* INSTRUCTION
Below is a set of records; print all of them exactly as written.

* INPUT DATA

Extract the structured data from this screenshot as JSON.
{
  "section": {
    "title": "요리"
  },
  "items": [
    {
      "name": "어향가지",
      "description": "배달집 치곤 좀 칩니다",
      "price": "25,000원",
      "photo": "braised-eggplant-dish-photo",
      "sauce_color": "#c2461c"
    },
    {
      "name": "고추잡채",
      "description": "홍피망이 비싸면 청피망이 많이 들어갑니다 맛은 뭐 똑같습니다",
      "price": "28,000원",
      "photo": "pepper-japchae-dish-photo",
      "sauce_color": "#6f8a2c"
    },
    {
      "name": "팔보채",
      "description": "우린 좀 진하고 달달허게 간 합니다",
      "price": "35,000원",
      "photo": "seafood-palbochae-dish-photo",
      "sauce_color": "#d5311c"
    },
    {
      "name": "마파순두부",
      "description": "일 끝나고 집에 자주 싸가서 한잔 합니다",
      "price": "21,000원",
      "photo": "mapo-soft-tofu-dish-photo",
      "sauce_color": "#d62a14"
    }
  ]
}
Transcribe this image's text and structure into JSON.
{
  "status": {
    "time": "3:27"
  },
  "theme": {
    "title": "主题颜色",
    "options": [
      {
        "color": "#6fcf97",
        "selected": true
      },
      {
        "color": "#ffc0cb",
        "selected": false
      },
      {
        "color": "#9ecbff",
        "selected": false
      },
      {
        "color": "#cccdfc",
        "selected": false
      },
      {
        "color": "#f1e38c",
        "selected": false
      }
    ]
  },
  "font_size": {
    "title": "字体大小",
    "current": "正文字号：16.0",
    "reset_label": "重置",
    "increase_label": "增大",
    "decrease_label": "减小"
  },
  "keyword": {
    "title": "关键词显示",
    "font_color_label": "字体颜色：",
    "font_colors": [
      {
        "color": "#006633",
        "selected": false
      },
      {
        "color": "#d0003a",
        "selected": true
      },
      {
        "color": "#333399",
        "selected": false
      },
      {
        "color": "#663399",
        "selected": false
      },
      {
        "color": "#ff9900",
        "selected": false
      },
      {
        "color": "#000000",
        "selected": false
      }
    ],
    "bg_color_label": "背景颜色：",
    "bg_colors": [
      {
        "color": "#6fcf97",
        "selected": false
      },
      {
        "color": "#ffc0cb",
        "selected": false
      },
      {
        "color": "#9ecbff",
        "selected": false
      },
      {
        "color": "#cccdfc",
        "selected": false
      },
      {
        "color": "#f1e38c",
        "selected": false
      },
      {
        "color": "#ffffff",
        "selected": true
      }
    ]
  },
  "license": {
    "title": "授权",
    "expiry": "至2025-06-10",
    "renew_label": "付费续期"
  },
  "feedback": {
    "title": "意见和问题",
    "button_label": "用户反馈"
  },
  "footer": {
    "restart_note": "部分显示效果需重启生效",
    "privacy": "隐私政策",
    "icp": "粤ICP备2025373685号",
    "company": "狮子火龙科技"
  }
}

* REPLY TO THE EXERCISE
Extract the structured data from this screenshot as JSON.
{
  "section": {
    "title": "요리"
  },
  "items": [
    {
      "name": "어향가지",
      "description": "배달집 치곤 좀 칩니다",
      "price": "25,000원",
      "photo": "braised-eggplant-dish-photo",
      "sauce_color": "#c2461c"
    },
    {
      "name": "고추잡채",
      "description": "홍피망이 비싸면 청피망이 많이 들어갑니다 맛은 뭐 똑같습니다",
      "price": "28,000원",
      "photo": "pepper-japchae-dish-photo",
      "sauce_color": "#6f8a2c"
    },
    {
      "name": "팔보채",
      "description": "우린 좀 진하고 달달허게 간 합니다",
      "price": "35,000원",
      "photo": "seafood-palbochae-dish-photo",
      "sauce_color": "#d5311c"
    },
    {
      "name": "마파순두부",
      "description": "일 끝나고 집에 자주 싸가서 한잔 합니다",
      "price": "21,000원",
      "photo": "mapo-soft-tofu-dish-photo",
      "sauce_color": "#d62a14"
    }
  ]
}
Transcribe this image's text and structure into JSON.
{
  "status": {
    "time": "3:27"
  },
  "theme": {
    "title": "主题颜色",
    "options": [
      {
        "color": "#6fcf97",
        "selected": true
      },
      {
        "color": "#ffc0cb",
        "selected": false
      },
      {
        "color": "#9ecbff",
        "selected": false
      },
      {
        "color": "#cccdfc",
        "selected": false
      },
      {
        "color": "#f1e38c",
        "selected": false
      }
    ]
  },
  "font_size": {
    "title": "字体大小",
    "current": "正文字号：16.0",
    "reset_label": "重置",
    "increase_label": "增大",
    "decrease_label": "减小"
  },
  "keyword": {
    "title": "关键词显示",
    "font_color_label": "字体颜色：",
    "font_colors": [
      {
        "color": "#006633",
        "selected": false
      },
      {
        "color": "#d0003a",
        "selected": true
      },
      {
        "color": "#333399",
        "selected": false
      },
      {
        "color": "#663399",
        "selected": false
      },
      {
        "color": "#ff9900",
        "selected": false
      },
      {
        "color": "#000000",
        "selected": false
      }
    ],
    "bg_color_label": "背景颜色：",
    "bg_colors": [
      {
        "color": "#6fcf97",
        "selected": false
      },
      {
        "color": "#ffc0cb",
        "selected": false
      },
      {
        "color": "#9ecbff",
        "selected": false
      },
      {
        "color": "#cccdfc",
        "selected": false
      },
      {
        "color": "#f1e38c",
        "selected": false
      },
      {
        "color": "#ffffff",
        "selected": true
      }
    ]
  },
  "license": {
    "title": "授权",
    "expiry": "至2025-06-10",
    "renew_label": "付费续期"
  },
  "feedback": {
    "title": "意见和问题",
    "button_label": "用户反馈"
  },
  "footer": {
    "restart_note": "部分显示效果需重启生效",
    "privacy": "隐私政策",
    "icp": "粤ICP备2025373685号",
    "company": "狮子火龙科技"
  }
}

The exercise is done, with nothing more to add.